Stored data entries:
⁂

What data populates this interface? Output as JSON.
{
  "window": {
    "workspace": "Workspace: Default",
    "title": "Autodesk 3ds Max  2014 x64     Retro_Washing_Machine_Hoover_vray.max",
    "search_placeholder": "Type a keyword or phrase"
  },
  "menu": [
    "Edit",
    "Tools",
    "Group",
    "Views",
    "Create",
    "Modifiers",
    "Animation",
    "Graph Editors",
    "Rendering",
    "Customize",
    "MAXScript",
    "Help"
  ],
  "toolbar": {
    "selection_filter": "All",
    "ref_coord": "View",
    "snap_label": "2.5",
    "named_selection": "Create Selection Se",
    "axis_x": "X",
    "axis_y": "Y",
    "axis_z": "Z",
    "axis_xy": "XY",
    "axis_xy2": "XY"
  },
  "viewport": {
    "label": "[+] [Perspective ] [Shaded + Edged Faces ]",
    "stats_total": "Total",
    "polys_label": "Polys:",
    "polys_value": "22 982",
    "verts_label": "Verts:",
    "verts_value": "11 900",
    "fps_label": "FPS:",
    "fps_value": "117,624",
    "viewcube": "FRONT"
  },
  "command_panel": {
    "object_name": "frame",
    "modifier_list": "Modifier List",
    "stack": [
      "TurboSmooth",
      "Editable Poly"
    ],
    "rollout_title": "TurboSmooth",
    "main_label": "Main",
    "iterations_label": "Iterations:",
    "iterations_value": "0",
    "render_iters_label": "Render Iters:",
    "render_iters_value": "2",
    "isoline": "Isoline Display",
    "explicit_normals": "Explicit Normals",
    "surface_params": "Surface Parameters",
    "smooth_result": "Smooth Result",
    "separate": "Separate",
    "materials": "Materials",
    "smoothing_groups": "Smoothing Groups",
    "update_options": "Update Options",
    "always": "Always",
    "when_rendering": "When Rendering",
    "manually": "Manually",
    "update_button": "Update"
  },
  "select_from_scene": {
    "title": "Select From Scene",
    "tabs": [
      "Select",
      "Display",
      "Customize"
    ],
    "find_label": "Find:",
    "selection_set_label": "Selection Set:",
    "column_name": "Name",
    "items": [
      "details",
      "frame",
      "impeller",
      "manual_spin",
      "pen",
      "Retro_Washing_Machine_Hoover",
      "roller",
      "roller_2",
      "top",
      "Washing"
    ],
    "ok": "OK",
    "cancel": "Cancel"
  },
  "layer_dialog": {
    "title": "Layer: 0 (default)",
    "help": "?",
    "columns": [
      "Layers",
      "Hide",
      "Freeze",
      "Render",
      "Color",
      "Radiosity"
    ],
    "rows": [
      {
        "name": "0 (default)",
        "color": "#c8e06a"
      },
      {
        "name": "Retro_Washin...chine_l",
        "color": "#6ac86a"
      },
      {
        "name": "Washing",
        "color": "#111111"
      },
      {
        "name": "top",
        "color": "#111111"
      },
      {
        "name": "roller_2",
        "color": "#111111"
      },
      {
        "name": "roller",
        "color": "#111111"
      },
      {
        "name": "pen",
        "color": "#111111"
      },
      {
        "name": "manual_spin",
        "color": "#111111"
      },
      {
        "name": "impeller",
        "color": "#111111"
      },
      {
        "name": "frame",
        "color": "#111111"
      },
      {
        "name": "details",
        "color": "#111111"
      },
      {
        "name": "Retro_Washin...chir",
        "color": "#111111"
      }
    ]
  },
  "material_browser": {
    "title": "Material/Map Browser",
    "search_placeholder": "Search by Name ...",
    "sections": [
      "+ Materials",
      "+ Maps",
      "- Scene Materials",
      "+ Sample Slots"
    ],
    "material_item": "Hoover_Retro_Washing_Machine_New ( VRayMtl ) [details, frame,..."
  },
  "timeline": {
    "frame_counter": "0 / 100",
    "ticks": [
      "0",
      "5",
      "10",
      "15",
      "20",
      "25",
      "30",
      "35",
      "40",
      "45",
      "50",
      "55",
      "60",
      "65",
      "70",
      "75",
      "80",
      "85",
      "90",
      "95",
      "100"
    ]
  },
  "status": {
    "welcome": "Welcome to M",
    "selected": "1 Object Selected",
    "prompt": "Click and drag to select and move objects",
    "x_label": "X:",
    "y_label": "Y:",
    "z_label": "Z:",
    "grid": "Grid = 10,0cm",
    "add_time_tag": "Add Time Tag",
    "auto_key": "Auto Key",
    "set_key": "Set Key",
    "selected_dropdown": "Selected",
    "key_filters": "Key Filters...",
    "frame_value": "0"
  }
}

⁂

[Exercise aim]: Extract every entry above as it appears.

[Solution to this problem]:
What data populates this interface? Output as JSON.
{
  "window": {
    "workspace": "Workspace: Default",
    "title": "Autodesk 3ds Max  2014 x64     Retro_Washing_Machine_Hoover_vray.max",
    "search_placeholder": "Type a keyword or phrase"
  },
  "menu": [
    "Edit",
    "Tools",
    "Group",
    "Views",
    "Create",
    "Modifiers",
    "Animation",
    "Graph Editors",
    "Rendering",
    "Customize",
    "MAXScript",
    "Help"
  ],
  "toolbar": {
    "selection_filter": "All",
    "ref_coord": "View",
    "snap_label": "2.5",
    "named_selection": "Create Selection Se",
    "axis_x": "X",
    "axis_y": "Y",
    "axis_z": "Z",
    "axis_xy": "XY",
    "axis_xy2": "XY"
  },
  "viewport": {
    "label": "[+] [Perspective ] [Shaded + Edged Faces ]",
    "stats_total": "Total",
    "polys_label": "Polys:",
    "polys_value": "22 982",
    "verts_label": "Verts:",
    "verts_value": "11 900",
    "fps_label": "FPS:",
    "fps_value": "117,624",
    "viewcube": "FRONT"
  },
  "command_panel": {
    "object_name": "frame",
    "modifier_list": "Modifier List",
    "stack": [
      "TurboSmooth",
      "Editable Poly"
    ],
    "rollout_title": "TurboSmooth",
    "main_label": "Main",
    "iterations_label": "Iterations:",
    "iterations_value": "0",
    "render_iters_label": "Render Iters:",
    "render_iters_value": "2",
    "isoline": "Isoline Display",
    "explicit_normals": "Explicit Normals",
    "surface_params": "Surface Parameters",
    "smooth_result": "Smooth Result",
    "separate": "Separate",
    "materials": "Materials",
    "smoothing_groups": "Smoothing Groups",
    "update_options": "Update Options",
    "always": "Always",
    "when_rendering": "When Rendering",
    "manually": "Manually",
    "update_button": "Update"
  },
  "select_from_scene": {
    "title": "Select From Scene",
    "tabs": [
      "Select",
      "Display",
      "Customize"
    ],
    "find_label": "Find:",
    "selection_set_label": "Selection Set:",
    "column_name": "Name",
    "items": [
      "details",
      "frame",
      "impeller",
      "manual_spin",
      "pen",
      "Retro_Washing_Machine_Hoover",
      "roller",
      "roller_2",
      "top",
      "Washing"
    ],
    "ok": "OK",
    "cancel": "Cancel"
  },
  "layer_dialog": {
    "title": "Layer: 0 (default)",
    "help": "?",
    "columns": [
      "Layers",
      "Hide",
      "Freeze",
      "Render",
      "Color",
      "Radiosity"
    ],
    "rows": [
      {
        "name": "0 (default)",
        "color": "#c8e06a"
      },
      {
        "name": "Retro_Washin...chine_l",
        "color": "#6ac86a"
      },
      {
        "name": "Washing",
        "color": "#111111"
      },
      {
        "name": "top",
        "color": "#111111"
      },
      {
        "name": "roller_2",
        "color": "#111111"
      },
      {
        "name": "roller",
        "color": "#111111"
      },
      {
        "name": "pen",
        "color": "#111111"
      },
      {
        "name": "manual_spin",
        "color": "#111111"
      },
      {
        "name": "impeller",
        "color": "#111111"
      },
      {
        "name": "frame",
        "color": "#111111"
      },
      {
        "name": "details",
        "color": "#111111"
      },
      {
        "name": "Retro_Washin...chir",
        "color": "#111111"
      }
    ]
  },
  "material_browser": {
    "title": "Material/Map Browser",
    "search_placeholder": "Search by Name ...",
    "sections": [
      "+ Materials",
      "+ Maps",
      "- Scene Materials",
      "+ Sample Slots"
    ],
    "material_item": "Hoover_Retro_Washing_Machine_New ( VRayMtl ) [details, frame,..."
  },
  "timeline": {
    "frame_counter": "0 / 100",
    "ticks": [
      "0",
      "5",
      "10",
      "15",
      "20",
      "25",
      "30",
      "35",
      "40",
      "45",
      "50",
      "55",
      "60",
      "65",
      "70",
      "75",
      "80",
      "85",
      "90",
      "95",
      "100"
    ]
  },
  "status": {
    "welcome": "Welcome to M",
    "selected": "1 Object Selected",
    "prompt": "Click and drag to select and move objects",
    "x_label": "X:",
    "y_label": "Y:",
    "z_label": "Z:",
    "grid": "Grid = 10,0cm",
    "add_time_tag": "Add Time Tag",
    "auto_key": "Auto Key",
    "set_key": "Set Key",
    "selected_dropdown": "Selected",
    "key_filters": "Key Filters...",
    "frame_value": "0"
  }
}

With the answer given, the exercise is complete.